* _What the task requires_
Narrow the data below down to the lines containing "CERN".

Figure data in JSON
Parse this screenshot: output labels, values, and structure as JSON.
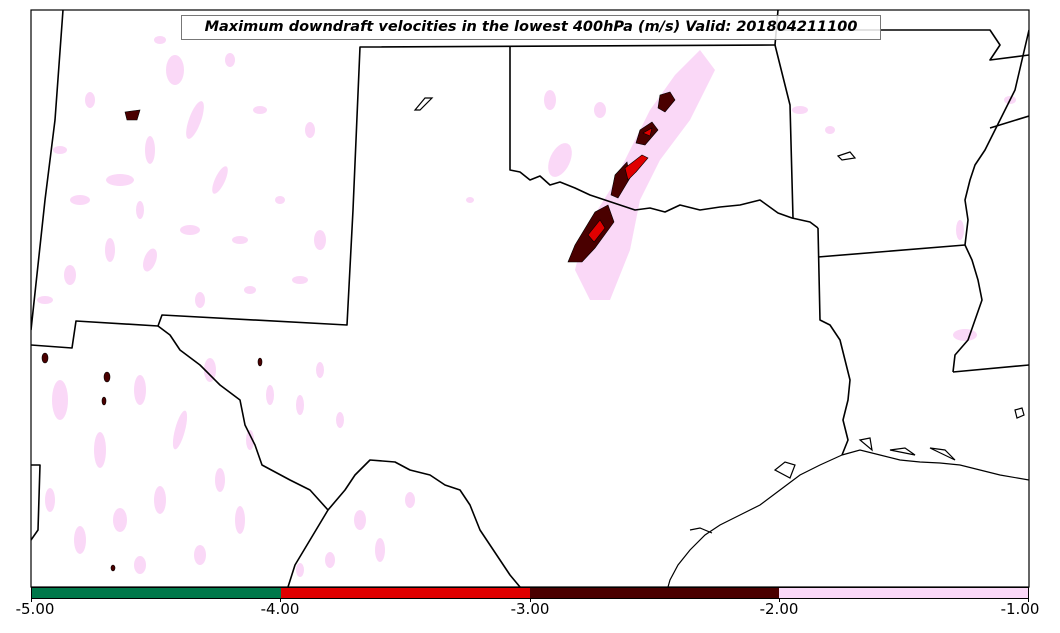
{
  "title": "Maximum downdraft velocities in the lowest 400hPa (m/s) Valid: 201804211100",
  "colorbar": {
    "segments": [
      {
        "from": -5.0,
        "to": -4.0,
        "color": "#00784a"
      },
      {
        "from": -4.0,
        "to": -3.0,
        "color": "#e00000"
      },
      {
        "from": -3.0,
        "to": -2.0,
        "color": "#4a0000"
      },
      {
        "from": -2.0,
        "to": -1.0,
        "color": "#fad8f7"
      }
    ],
    "tick_labels": [
      "-5.00",
      "-4.00",
      "-3.00",
      "-2.00",
      "-1.00"
    ]
  },
  "colors": {
    "light_pink": "#fad8f7",
    "dark_red": "#4a0000",
    "red": "#e00000",
    "green": "#00784a",
    "boundary": "#000000"
  }
}
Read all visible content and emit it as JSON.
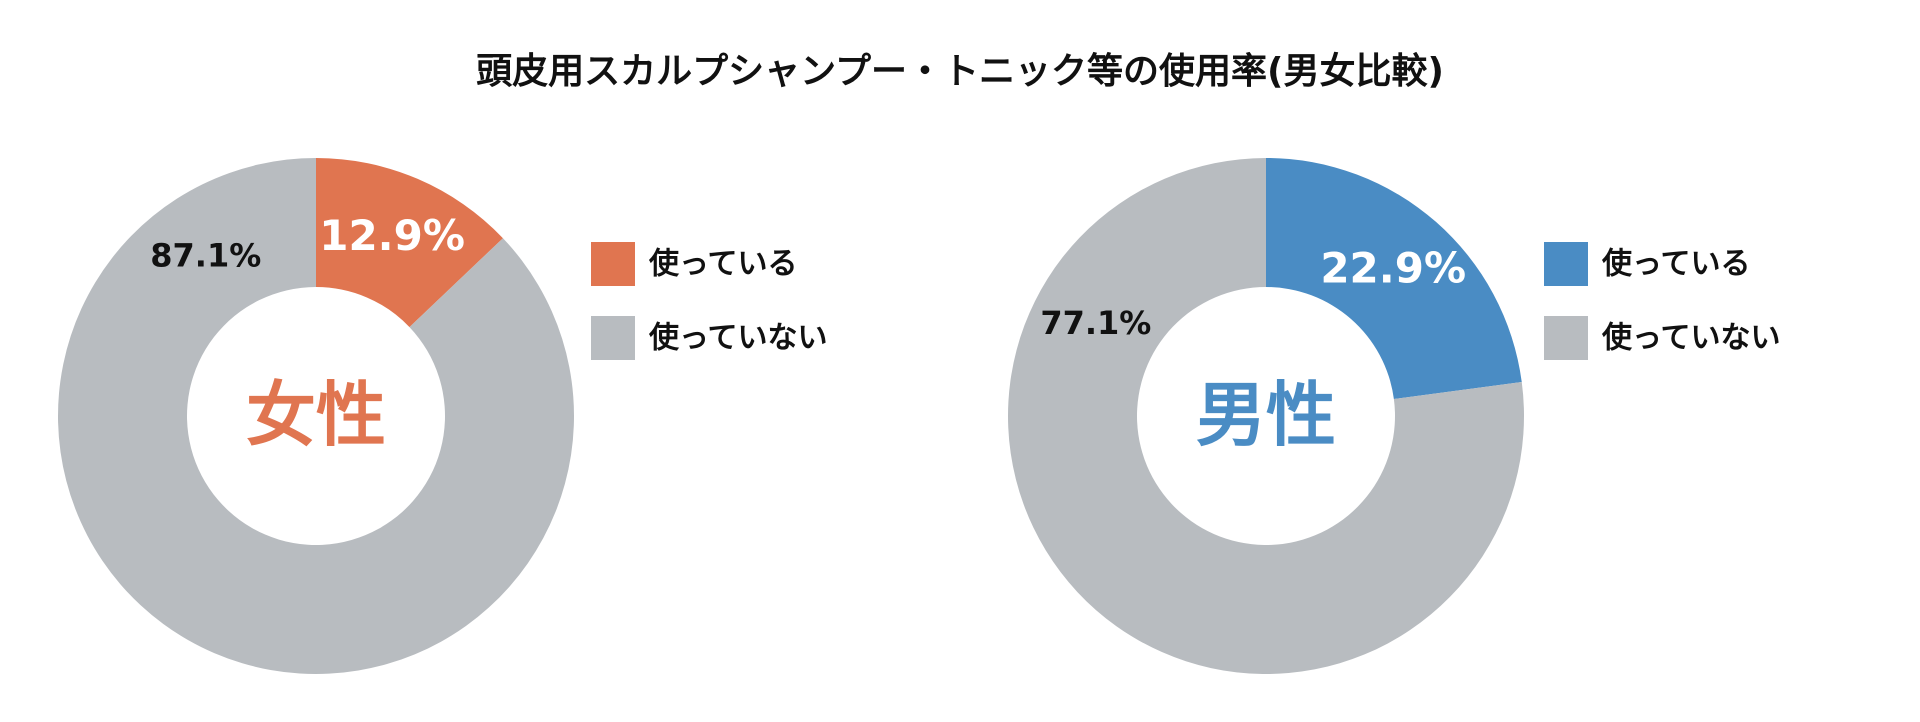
{
  "title": "頭皮用スカルプシャンプー・トニック等の使用率(男女比較)",
  "chart_data": [
    {
      "type": "donut",
      "center_label": "女性",
      "center_color": "#e07550",
      "categories": [
        "使っている",
        "使っていない"
      ],
      "values": [
        12.9,
        87.1
      ],
      "value_labels": [
        "12.9%",
        "87.1%"
      ],
      "colors": [
        "#e07550",
        "#b8bcc0"
      ]
    },
    {
      "type": "donut",
      "center_label": "男性",
      "center_color": "#4a8cc4",
      "categories": [
        "使っている",
        "使っていない"
      ],
      "values": [
        22.9,
        77.1
      ],
      "value_labels": [
        "22.9%",
        "77.1%"
      ],
      "colors": [
        "#4a8cc4",
        "#b8bcc0"
      ]
    }
  ]
}
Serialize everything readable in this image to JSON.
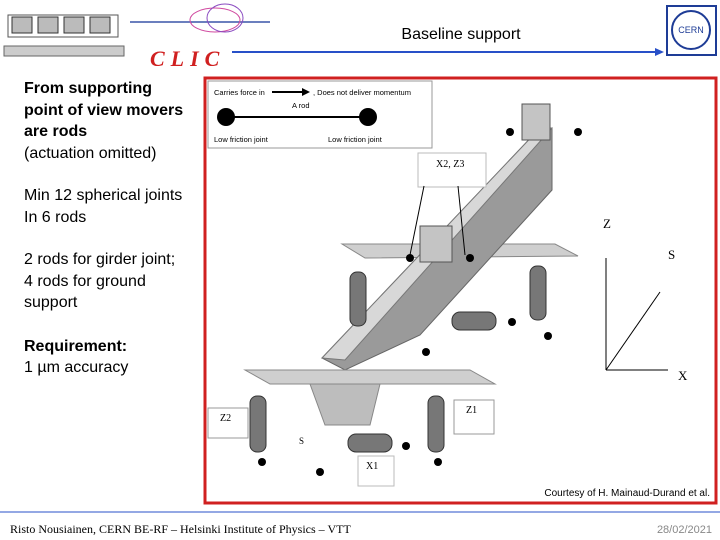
{
  "header": {
    "title": "Baseline support",
    "logo": "CLIC",
    "cern_logo": "CERN"
  },
  "left_text": [
    [
      {
        "text": "From supporting point of view movers are rods",
        "bold": true
      },
      {
        "text": "(actuation omitted)",
        "bold": false
      }
    ],
    [
      {
        "text": "Min 12 spherical joints",
        "bold": false
      },
      {
        "text": "In 6 rods",
        "bold": false
      }
    ],
    [
      {
        "text": "2 rods for girder joint; 4 rods for ground support",
        "bold": false
      }
    ],
    [
      {
        "text": "Requirement:",
        "bold": true
      },
      {
        "text": "1 µm accuracy",
        "bold": false
      }
    ]
  ],
  "figure": {
    "legend": {
      "carries": "Carries force in",
      "no_momentum": ", Does not deliver momentum",
      "rod": "A rod",
      "joint_left": "Low friction joint",
      "joint_right": "Low friction joint"
    },
    "labels": {
      "x2z3": "X2, Z3",
      "z": "Z",
      "s": "S",
      "x": "X",
      "z2": "Z2",
      "z1": "Z1",
      "s_small": "S",
      "x1": "X1"
    },
    "courtesy": "Courtesy of H. Mainaud-Durand et al."
  },
  "footer": {
    "author": "Risto Nousiainen, CERN BE-RF – Helsinki Institute of Physics – VTT",
    "date": "28/02/2021"
  }
}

* _Task answer_
    "cern_logo": "CERN"
    "author": "Risto Nousiainen, CERN BE-RF – Helsinki Institute of Physics – VTT",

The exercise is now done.